[Document layout detection data]
◆ ◆ ◆ ◆

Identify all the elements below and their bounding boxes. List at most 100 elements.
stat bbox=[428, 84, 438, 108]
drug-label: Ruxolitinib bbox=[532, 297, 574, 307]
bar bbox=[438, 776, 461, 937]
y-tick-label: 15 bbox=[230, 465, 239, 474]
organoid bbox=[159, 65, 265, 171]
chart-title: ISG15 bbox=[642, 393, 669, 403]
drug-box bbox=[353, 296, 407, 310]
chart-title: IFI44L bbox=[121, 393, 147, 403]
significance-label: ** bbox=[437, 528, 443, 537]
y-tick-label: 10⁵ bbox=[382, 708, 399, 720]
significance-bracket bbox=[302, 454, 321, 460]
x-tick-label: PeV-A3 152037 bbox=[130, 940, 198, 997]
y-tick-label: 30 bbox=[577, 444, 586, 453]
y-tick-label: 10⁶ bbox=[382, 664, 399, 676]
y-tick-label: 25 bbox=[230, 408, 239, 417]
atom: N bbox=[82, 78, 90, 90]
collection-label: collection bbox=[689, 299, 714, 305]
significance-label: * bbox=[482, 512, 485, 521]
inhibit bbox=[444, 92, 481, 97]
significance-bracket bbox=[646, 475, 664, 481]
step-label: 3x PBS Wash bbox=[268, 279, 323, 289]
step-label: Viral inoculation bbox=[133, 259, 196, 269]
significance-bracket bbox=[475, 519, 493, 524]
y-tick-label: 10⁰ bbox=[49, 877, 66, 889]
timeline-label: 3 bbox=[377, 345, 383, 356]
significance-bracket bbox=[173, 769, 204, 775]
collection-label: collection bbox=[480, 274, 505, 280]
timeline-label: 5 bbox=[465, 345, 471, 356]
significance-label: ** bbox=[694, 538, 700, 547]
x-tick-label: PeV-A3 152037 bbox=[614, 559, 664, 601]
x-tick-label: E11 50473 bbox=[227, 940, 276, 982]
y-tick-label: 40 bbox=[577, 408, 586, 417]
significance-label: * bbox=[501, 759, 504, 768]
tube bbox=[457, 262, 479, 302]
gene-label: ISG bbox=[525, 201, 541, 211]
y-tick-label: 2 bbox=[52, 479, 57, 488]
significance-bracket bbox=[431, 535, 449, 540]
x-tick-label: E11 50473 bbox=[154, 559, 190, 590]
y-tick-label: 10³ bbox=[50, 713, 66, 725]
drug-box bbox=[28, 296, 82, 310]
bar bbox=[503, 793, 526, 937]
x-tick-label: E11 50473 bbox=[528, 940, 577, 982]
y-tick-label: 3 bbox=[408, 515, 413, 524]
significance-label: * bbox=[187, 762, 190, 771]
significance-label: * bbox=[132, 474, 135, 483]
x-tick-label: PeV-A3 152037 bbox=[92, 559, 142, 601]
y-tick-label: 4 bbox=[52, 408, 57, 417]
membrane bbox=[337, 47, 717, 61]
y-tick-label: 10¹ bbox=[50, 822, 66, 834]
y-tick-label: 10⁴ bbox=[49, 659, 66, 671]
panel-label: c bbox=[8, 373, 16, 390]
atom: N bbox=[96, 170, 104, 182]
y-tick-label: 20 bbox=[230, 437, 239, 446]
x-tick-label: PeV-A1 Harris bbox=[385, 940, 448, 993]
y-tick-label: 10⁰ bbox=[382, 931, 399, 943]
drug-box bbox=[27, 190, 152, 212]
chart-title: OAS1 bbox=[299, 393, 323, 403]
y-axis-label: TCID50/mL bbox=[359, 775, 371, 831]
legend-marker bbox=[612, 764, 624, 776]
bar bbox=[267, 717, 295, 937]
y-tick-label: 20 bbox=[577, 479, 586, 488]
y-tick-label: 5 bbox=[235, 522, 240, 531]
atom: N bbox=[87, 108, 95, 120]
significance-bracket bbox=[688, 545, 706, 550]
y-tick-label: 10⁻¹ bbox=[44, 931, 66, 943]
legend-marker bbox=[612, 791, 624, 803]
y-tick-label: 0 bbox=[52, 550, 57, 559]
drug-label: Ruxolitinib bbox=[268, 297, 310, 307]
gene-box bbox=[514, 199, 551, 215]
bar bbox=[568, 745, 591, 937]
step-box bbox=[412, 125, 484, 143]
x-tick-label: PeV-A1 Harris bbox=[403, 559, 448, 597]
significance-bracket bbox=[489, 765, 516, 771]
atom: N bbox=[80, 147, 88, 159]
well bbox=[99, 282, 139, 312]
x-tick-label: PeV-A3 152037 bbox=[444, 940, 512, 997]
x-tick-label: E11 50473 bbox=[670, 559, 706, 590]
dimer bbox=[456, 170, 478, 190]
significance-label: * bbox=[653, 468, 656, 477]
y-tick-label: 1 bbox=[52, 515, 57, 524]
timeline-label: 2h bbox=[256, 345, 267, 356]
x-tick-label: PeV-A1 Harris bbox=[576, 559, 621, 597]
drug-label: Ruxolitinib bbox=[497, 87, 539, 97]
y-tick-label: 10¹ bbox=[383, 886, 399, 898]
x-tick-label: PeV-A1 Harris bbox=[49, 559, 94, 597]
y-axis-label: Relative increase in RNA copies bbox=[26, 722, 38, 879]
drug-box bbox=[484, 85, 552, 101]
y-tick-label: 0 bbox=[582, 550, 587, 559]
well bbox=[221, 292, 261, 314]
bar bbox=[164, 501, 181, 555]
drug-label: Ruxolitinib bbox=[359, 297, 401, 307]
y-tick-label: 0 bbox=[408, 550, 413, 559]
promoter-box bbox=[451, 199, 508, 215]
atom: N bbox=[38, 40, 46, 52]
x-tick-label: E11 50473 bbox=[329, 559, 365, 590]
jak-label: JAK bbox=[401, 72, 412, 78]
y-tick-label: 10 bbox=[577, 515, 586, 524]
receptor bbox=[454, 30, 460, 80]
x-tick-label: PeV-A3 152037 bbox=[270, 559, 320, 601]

◆ ◆ ◆ ◆

TO DO: Within the records above, tally the lines that contain "title". Give the total and nothing more.

TASK RESULT: 3